▶ _TASK DESCRIPTION_
Take every line that has the string "color" and copy it out.

### SOURCE DATA

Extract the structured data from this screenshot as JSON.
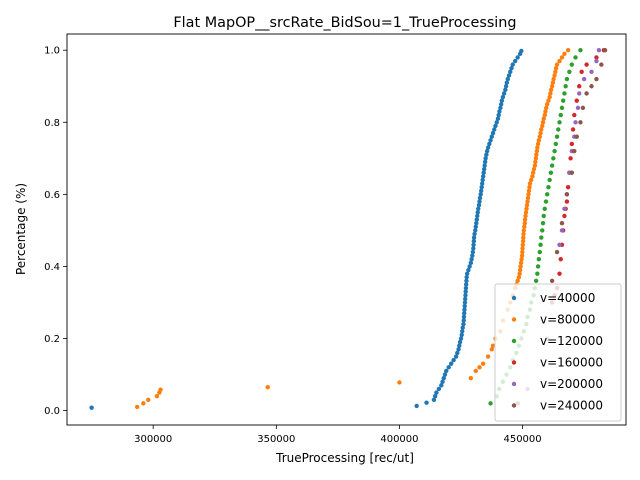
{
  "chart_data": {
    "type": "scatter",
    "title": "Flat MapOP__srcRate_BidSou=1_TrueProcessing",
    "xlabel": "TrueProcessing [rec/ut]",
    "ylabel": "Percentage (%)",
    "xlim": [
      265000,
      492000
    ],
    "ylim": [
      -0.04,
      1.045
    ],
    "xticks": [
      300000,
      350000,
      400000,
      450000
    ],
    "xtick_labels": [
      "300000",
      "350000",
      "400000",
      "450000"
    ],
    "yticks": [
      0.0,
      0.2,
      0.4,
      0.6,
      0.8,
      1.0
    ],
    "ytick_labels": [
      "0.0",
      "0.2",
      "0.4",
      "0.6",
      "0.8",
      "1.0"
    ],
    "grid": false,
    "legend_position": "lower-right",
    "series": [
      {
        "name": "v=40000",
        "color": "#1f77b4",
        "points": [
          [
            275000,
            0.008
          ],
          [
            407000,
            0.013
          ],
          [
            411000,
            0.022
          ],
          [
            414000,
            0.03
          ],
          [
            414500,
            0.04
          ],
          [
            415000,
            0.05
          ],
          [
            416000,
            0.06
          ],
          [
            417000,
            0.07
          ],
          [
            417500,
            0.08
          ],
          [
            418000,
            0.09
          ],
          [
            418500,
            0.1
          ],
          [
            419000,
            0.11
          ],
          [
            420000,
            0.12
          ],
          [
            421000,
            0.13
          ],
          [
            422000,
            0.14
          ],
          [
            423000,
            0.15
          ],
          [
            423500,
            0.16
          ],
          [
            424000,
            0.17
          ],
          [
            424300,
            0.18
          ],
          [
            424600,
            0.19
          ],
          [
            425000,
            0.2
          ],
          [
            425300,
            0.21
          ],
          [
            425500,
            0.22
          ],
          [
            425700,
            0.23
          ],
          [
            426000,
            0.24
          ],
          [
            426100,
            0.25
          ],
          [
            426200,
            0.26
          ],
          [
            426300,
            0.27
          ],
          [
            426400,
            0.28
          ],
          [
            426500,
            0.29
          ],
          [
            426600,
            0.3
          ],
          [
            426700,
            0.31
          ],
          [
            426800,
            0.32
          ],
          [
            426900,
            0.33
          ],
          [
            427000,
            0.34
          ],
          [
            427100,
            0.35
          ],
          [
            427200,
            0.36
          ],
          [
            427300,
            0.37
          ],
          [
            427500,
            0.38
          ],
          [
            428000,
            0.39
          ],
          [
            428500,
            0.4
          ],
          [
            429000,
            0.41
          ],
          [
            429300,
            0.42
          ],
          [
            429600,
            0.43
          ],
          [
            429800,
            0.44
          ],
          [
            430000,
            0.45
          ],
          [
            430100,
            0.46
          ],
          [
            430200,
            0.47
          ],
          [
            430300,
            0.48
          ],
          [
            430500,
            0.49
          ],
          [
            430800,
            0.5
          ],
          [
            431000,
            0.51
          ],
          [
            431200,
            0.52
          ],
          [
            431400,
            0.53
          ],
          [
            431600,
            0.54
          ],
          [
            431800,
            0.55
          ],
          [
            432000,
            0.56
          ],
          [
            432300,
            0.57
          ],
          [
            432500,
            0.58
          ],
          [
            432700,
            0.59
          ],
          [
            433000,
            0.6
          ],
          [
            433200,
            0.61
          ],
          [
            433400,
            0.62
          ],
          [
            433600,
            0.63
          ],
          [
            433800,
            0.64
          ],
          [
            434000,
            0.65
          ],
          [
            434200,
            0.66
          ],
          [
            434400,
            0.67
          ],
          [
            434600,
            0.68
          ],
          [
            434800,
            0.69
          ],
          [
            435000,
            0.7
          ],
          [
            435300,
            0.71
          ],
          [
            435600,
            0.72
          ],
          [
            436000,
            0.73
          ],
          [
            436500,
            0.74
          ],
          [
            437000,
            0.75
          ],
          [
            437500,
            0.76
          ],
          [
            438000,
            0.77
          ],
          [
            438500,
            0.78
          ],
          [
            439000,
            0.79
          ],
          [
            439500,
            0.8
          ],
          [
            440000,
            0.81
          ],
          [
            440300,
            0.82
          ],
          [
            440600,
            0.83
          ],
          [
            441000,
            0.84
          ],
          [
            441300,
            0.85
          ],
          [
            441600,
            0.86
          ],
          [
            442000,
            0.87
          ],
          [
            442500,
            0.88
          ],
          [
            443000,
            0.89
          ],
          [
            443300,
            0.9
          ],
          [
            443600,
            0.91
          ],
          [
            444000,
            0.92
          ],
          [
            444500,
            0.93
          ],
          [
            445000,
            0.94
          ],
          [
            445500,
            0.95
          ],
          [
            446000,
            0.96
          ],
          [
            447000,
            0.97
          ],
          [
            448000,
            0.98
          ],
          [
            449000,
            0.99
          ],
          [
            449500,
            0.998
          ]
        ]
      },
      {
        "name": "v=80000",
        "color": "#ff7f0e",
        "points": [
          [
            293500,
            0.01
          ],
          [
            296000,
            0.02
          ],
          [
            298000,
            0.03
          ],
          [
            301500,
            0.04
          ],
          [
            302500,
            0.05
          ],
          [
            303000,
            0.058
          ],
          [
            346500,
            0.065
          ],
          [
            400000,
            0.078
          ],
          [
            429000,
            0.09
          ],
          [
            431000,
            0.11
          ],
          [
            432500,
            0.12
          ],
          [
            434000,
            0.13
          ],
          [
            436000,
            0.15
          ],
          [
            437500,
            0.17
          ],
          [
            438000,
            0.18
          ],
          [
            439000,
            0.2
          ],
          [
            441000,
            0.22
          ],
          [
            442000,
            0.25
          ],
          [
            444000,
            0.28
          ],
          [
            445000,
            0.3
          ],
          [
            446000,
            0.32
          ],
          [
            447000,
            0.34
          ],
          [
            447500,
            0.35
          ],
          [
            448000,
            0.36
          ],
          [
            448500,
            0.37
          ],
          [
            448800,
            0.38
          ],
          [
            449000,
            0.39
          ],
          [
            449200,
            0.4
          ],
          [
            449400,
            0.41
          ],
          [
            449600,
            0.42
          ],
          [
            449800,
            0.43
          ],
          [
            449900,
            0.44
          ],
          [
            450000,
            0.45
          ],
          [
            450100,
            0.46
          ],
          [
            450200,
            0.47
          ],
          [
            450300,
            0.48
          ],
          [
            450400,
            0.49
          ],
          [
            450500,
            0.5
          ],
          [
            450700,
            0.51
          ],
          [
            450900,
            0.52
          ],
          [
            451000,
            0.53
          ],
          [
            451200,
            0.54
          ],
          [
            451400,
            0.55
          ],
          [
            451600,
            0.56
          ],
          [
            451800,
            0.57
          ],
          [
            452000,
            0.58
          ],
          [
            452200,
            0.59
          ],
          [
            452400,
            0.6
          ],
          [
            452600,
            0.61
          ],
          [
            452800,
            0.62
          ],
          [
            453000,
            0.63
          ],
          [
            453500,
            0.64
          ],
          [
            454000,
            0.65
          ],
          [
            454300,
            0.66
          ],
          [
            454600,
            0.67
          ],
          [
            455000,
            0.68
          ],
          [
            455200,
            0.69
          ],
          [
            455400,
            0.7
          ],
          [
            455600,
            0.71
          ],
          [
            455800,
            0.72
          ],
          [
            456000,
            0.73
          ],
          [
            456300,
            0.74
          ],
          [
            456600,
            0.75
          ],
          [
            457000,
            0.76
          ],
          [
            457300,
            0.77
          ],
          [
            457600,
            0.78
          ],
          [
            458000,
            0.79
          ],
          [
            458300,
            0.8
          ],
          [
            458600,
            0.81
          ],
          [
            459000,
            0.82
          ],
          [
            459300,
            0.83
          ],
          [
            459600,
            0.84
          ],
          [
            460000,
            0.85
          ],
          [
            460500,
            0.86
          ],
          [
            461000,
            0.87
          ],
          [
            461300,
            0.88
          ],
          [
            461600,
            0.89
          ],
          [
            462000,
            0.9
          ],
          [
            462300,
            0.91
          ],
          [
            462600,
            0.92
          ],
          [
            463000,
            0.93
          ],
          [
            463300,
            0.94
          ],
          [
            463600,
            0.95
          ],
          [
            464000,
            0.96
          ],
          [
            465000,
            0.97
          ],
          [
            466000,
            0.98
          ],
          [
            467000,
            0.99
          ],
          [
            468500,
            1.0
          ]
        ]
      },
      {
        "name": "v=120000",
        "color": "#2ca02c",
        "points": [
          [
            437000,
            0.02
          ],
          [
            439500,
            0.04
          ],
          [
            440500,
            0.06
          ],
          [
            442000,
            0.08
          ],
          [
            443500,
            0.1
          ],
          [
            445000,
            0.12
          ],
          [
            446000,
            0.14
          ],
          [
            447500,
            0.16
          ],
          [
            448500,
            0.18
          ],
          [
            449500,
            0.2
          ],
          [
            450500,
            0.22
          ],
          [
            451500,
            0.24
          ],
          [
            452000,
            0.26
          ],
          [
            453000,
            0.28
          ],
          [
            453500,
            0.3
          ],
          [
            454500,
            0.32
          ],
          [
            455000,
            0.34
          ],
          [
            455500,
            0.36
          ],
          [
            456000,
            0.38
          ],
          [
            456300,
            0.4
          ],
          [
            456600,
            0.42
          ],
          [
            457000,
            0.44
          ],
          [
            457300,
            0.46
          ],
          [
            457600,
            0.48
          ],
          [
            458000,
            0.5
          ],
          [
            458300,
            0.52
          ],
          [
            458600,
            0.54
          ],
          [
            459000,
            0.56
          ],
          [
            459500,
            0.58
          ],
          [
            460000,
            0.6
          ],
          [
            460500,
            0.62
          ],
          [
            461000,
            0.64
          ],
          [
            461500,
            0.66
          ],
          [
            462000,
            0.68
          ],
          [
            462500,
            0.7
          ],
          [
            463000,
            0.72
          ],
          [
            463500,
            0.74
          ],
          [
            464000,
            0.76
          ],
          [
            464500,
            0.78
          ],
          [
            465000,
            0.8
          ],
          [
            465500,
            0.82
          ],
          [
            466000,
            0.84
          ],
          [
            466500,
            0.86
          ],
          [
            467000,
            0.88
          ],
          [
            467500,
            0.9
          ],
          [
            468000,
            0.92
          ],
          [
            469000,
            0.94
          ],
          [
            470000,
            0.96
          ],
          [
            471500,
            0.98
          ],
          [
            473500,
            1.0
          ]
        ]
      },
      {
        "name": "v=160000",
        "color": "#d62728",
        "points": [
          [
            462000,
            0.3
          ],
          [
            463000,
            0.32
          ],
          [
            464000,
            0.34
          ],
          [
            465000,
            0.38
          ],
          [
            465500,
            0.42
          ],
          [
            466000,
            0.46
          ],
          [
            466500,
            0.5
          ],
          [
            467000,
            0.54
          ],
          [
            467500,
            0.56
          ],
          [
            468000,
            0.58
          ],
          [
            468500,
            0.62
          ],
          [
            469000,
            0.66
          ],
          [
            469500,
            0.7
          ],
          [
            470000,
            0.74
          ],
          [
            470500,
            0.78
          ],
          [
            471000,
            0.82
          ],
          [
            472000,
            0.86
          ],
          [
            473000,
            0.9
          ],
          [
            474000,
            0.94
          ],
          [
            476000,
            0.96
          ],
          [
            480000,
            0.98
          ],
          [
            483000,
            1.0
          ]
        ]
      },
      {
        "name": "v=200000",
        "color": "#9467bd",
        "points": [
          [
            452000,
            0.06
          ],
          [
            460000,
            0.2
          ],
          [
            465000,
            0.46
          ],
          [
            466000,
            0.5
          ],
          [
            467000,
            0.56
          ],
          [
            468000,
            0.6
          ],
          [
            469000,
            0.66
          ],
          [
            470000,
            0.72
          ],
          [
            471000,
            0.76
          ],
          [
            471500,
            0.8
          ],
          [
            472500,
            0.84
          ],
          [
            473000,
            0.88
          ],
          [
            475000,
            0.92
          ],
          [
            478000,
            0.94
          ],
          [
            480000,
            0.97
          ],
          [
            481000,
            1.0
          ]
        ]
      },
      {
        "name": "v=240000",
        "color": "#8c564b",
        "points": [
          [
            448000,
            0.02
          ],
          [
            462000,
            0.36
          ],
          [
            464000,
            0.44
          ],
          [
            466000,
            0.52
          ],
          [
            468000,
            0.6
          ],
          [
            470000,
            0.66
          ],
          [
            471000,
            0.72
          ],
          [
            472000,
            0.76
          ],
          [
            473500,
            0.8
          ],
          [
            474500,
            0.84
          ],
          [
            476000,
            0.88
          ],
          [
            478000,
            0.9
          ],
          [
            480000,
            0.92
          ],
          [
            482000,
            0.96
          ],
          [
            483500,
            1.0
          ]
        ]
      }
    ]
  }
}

######

▶ _RESPONSE FOR THIS EXERCISE_
        "color": "#1f77b4",
        "color": "#ff7f0e",
        "color": "#2ca02c",
        "color": "#d62728",
        "color": "#9467bd",
        "color": "#8c564b",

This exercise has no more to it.